[Entries with figure data]
++++++++++

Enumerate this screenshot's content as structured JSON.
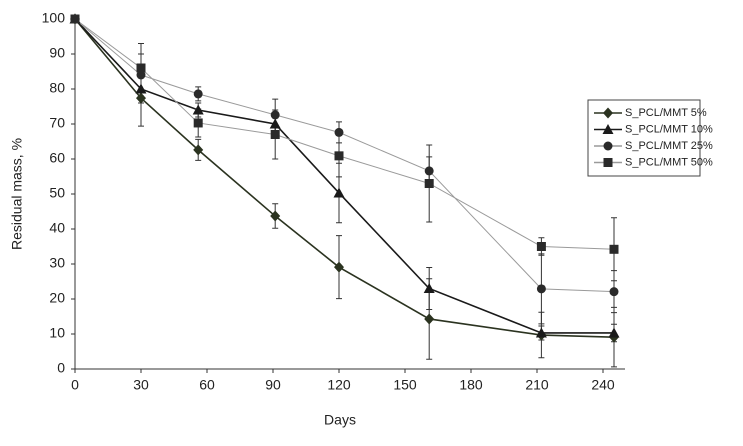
{
  "chart_data": {
    "type": "line",
    "xlabel": "Days",
    "ylabel": "Residual mass, %",
    "x": [
      0,
      30,
      56,
      91,
      120,
      161,
      212,
      245
    ],
    "xlim": [
      0,
      250
    ],
    "xticks": [
      0,
      30,
      60,
      90,
      120,
      150,
      180,
      210,
      240
    ],
    "ylim": [
      0,
      100
    ],
    "yticks": [
      0,
      10,
      20,
      30,
      40,
      50,
      60,
      70,
      80,
      90,
      100
    ],
    "legend": "right",
    "series": [
      {
        "name": "S_PCL/MMT 5%",
        "marker": "diamond",
        "color": "#2b3320",
        "line_color": "#2b3320",
        "values": [
          100,
          77.4,
          62.6,
          43.7,
          29.1,
          14.3,
          9.7,
          9.1
        ],
        "errors": [
          0,
          8,
          3,
          3.5,
          9,
          11.5,
          6.5,
          8.5
        ]
      },
      {
        "name": "S_PCL/MMT 10%",
        "marker": "triangle",
        "color": "#1a1a1a",
        "line_color": "#1a1a1a",
        "values": [
          100,
          80,
          74,
          70,
          50.3,
          23,
          10.3,
          10.3
        ],
        "errors": [
          0,
          4,
          2,
          2,
          8.5,
          6,
          2,
          2.5
        ]
      },
      {
        "name": "S_PCL/MMT 25%",
        "marker": "circle",
        "color": "#2a2a2a",
        "line_color": "#9a9a9a",
        "values": [
          100,
          84,
          78.6,
          72.6,
          67.6,
          56.6,
          22.9,
          22.1
        ],
        "errors": [
          0,
          6,
          2,
          4.5,
          3,
          4,
          10,
          6
        ]
      },
      {
        "name": "S_PCL/MMT 50%",
        "marker": "square",
        "color": "#2a2a2a",
        "line_color": "#9a9a9a",
        "values": [
          100,
          86,
          70.3,
          67,
          60.9,
          53,
          35,
          34.2
        ],
        "errors": [
          0,
          7,
          4,
          7,
          6,
          11,
          2.5,
          9
        ]
      }
    ]
  }
}
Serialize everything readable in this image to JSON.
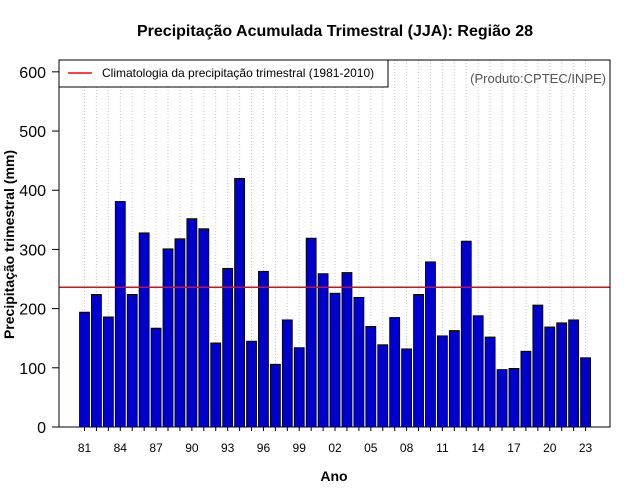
{
  "chart_data": {
    "type": "bar",
    "title": "Precipitação Acumulada Trimestral (JJA): Região 28",
    "xlabel": "Ano",
    "ylabel": "Precipitação trimestral (mm)",
    "ylim": [
      0,
      620
    ],
    "yticks": [
      0,
      100,
      200,
      300,
      400,
      500,
      600
    ],
    "x": [
      1981,
      1982,
      1983,
      1984,
      1985,
      1986,
      1987,
      1988,
      1989,
      1990,
      1991,
      1992,
      1993,
      1994,
      1995,
      1996,
      1997,
      1998,
      1999,
      2000,
      2001,
      2002,
      2003,
      2004,
      2005,
      2006,
      2007,
      2008,
      2009,
      2010,
      2011,
      2012,
      2013,
      2014,
      2015,
      2016,
      2017,
      2018,
      2019,
      2020,
      2021,
      2022,
      2023
    ],
    "xtick_labels": [
      {
        "year": 1981,
        "label": "81"
      },
      {
        "year": 1984,
        "label": "84"
      },
      {
        "year": 1987,
        "label": "87"
      },
      {
        "year": 1990,
        "label": "90"
      },
      {
        "year": 1993,
        "label": "93"
      },
      {
        "year": 1996,
        "label": "96"
      },
      {
        "year": 1999,
        "label": "99"
      },
      {
        "year": 2002,
        "label": "02"
      },
      {
        "year": 2005,
        "label": "05"
      },
      {
        "year": 2008,
        "label": "08"
      },
      {
        "year": 2011,
        "label": "11"
      },
      {
        "year": 2014,
        "label": "14"
      },
      {
        "year": 2017,
        "label": "17"
      },
      {
        "year": 2020,
        "label": "20"
      },
      {
        "year": 2023,
        "label": "23"
      }
    ],
    "values": [
      194,
      224,
      186,
      381,
      224,
      328,
      167,
      301,
      318,
      352,
      335,
      142,
      268,
      420,
      145,
      263,
      106,
      181,
      134,
      319,
      259,
      226,
      261,
      219,
      170,
      139,
      185,
      132,
      224,
      279,
      154,
      163,
      314,
      188,
      152,
      97,
      99,
      128,
      206,
      169,
      176,
      181,
      117
    ],
    "bar_color": "#0000cc",
    "climatology": {
      "label": "Climatologia da precipitação trimestral (1981-2010)",
      "value": 236,
      "color": "#ff0000"
    },
    "legend_position": "top-left",
    "grid": "vertical dotted",
    "credit": "(Produto:CPTEC/INPE)"
  }
}
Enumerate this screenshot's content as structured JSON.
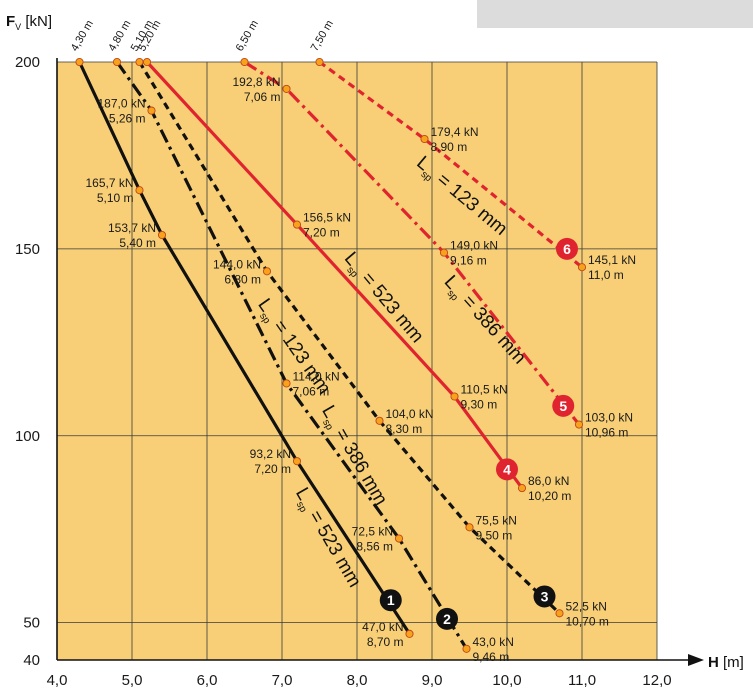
{
  "chart_data": {
    "type": "line",
    "title": "",
    "xlabel": "H",
    "xunit": "[m]",
    "ylabel": "F",
    "ylabel_sub": "V",
    "yunit": "[kN]",
    "xlim": [
      4.0,
      12.0
    ],
    "ylim": [
      40,
      200
    ],
    "x_ticks": [
      4.0,
      5.0,
      6.0,
      7.0,
      8.0,
      9.0,
      10.0,
      11.0,
      12.0
    ],
    "x_tick_labels": [
      "4,0",
      "5,0",
      "6,0",
      "7,0",
      "8,0",
      "9,0",
      "10,0",
      "11,0",
      "12,0"
    ],
    "y_ticks": [
      40,
      50,
      100,
      150,
      200
    ],
    "y_tick_labels": [
      "40",
      "50",
      "100",
      "150",
      "200"
    ],
    "plot_background": "#f8cf76",
    "grid": true,
    "series": [
      {
        "marker": "1",
        "color": "#111111",
        "dash": "solid",
        "points": [
          [
            4.3,
            200
          ],
          [
            5.1,
            165.7
          ],
          [
            5.4,
            153.7
          ],
          [
            7.2,
            93.2
          ],
          [
            8.7,
            47.0
          ]
        ]
      },
      {
        "marker": "2",
        "color": "#111111",
        "dash": "dashdot",
        "points": [
          [
            4.8,
            200
          ],
          [
            5.26,
            187.0
          ],
          [
            7.06,
            114.0
          ],
          [
            8.56,
            72.5
          ],
          [
            9.46,
            43.0
          ]
        ]
      },
      {
        "marker": "3",
        "color": "#111111",
        "dash": "dashed",
        "points": [
          [
            5.1,
            200
          ],
          [
            6.8,
            144.0
          ],
          [
            8.3,
            104.0
          ],
          [
            9.5,
            75.5
          ],
          [
            10.7,
            52.5
          ]
        ]
      },
      {
        "marker": "4",
        "color": "#e0242f",
        "dash": "solid",
        "points": [
          [
            5.2,
            200
          ],
          [
            7.2,
            156.5
          ],
          [
            9.3,
            110.5
          ],
          [
            10.2,
            86.0
          ]
        ]
      },
      {
        "marker": "5",
        "color": "#e0242f",
        "dash": "dashdot",
        "points": [
          [
            6.5,
            200
          ],
          [
            7.06,
            192.8
          ],
          [
            9.16,
            149.0
          ],
          [
            10.96,
            103.0
          ]
        ]
      },
      {
        "marker": "6",
        "color": "#e0242f",
        "dash": "dashed",
        "points": [
          [
            7.5,
            200
          ],
          [
            8.9,
            179.4
          ],
          [
            11.0,
            145.1
          ]
        ]
      }
    ],
    "point_labels": [
      {
        "x": 5.1,
        "y": 165.7,
        "kn": "165,7 kN",
        "m": "5,10 m",
        "side": "left"
      },
      {
        "x": 5.4,
        "y": 153.7,
        "kn": "153,7 kN",
        "m": "5,40 m",
        "side": "left"
      },
      {
        "x": 7.2,
        "y": 93.2,
        "kn": "93,2 kN",
        "m": "7,20 m",
        "side": "left"
      },
      {
        "x": 8.7,
        "y": 47.0,
        "kn": "47,0 kN",
        "m": "8,70 m",
        "side": "left"
      },
      {
        "x": 5.26,
        "y": 187.0,
        "kn": "187,0 kN",
        "m": "5,26 m",
        "side": "left"
      },
      {
        "x": 7.06,
        "y": 114.0,
        "kn": "114,0 kN",
        "m": "7,06 m",
        "side": "right"
      },
      {
        "x": 8.56,
        "y": 72.5,
        "kn": "72,5 kN",
        "m": "8,56 m",
        "side": "left"
      },
      {
        "x": 9.46,
        "y": 43.0,
        "kn": "43,0 kN",
        "m": "9,46 m",
        "side": "right"
      },
      {
        "x": 6.8,
        "y": 144.0,
        "kn": "144,0 kN",
        "m": "6,80 m",
        "side": "left"
      },
      {
        "x": 8.3,
        "y": 104.0,
        "kn": "104,0 kN",
        "m": "8,30 m",
        "side": "right"
      },
      {
        "x": 9.5,
        "y": 75.5,
        "kn": "75,5 kN",
        "m": "9,50 m",
        "side": "right"
      },
      {
        "x": 10.7,
        "y": 52.5,
        "kn": "52,5 kN",
        "m": "10,70 m",
        "side": "right"
      },
      {
        "x": 7.2,
        "y": 156.5,
        "kn": "156,5 kN",
        "m": "7,20 m",
        "side": "right"
      },
      {
        "x": 9.3,
        "y": 110.5,
        "kn": "110,5 kN",
        "m": "9,30 m",
        "side": "right"
      },
      {
        "x": 10.2,
        "y": 86.0,
        "kn": "86,0 kN",
        "m": "10,20 m",
        "side": "right"
      },
      {
        "x": 7.06,
        "y": 192.8,
        "kn": "192,8 kN",
        "m": "7,06 m",
        "side": "left"
      },
      {
        "x": 9.16,
        "y": 149.0,
        "kn": "149,0 kN",
        "m": "9,16 m",
        "side": "right"
      },
      {
        "x": 10.96,
        "y": 103.0,
        "kn": "103,0 kN",
        "m": "10,96 m",
        "side": "right"
      },
      {
        "x": 8.9,
        "y": 179.4,
        "kn": "179,4 kN",
        "m": "8,90 m",
        "side": "right"
      },
      {
        "x": 11.0,
        "y": 145.1,
        "kn": "145,1 kN",
        "m": "11,0 m",
        "side": "right"
      }
    ],
    "top_labels": [
      {
        "x": 4.3,
        "text": "4,30 m"
      },
      {
        "x": 4.8,
        "text": "4,80 m"
      },
      {
        "x": 5.1,
        "text": "5,10 m"
      },
      {
        "x": 5.2,
        "text": "5,20 m"
      },
      {
        "x": 6.5,
        "text": "6,50 m"
      },
      {
        "x": 7.5,
        "text": "7,50 m"
      }
    ],
    "marker_badges": [
      {
        "text": "1",
        "x": 8.45,
        "y": 56,
        "color": "#111111"
      },
      {
        "text": "2",
        "x": 9.2,
        "y": 51,
        "color": "#111111"
      },
      {
        "text": "3",
        "x": 10.5,
        "y": 57,
        "color": "#111111"
      },
      {
        "text": "4",
        "x": 10.0,
        "y": 91,
        "color": "#e0242f"
      },
      {
        "text": "5",
        "x": 10.75,
        "y": 108,
        "color": "#e0242f"
      },
      {
        "text": "6",
        "x": 10.8,
        "y": 150,
        "color": "#e0242f"
      }
    ],
    "annotations": [
      {
        "main": "L",
        "sub": "sp",
        "rest": " = 523 mm",
        "x": 7.55,
        "y": 72,
        "angle": 60
      },
      {
        "main": "L",
        "sub": "sp",
        "rest": " = 386 mm",
        "x": 7.9,
        "y": 94,
        "angle": 60
      },
      {
        "main": "L",
        "sub": "sp",
        "rest": " = 123 mm",
        "x": 7.1,
        "y": 123,
        "angle": 55
      },
      {
        "main": "L",
        "sub": "sp",
        "rest": " = 523 mm",
        "x": 8.3,
        "y": 136,
        "angle": 50
      },
      {
        "main": "L",
        "sub": "sp",
        "rest": " = 386 mm",
        "x": 9.65,
        "y": 130,
        "angle": 48
      },
      {
        "main": "L",
        "sub": "sp",
        "rest": " = 123 mm",
        "x": 9.35,
        "y": 163,
        "angle": 40
      }
    ]
  }
}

++++++++++

Show the lines of the material that contain the word "title".

    "title": "Precipitação Acumulada Trimestral (JJA): Região 28",
    "title": "",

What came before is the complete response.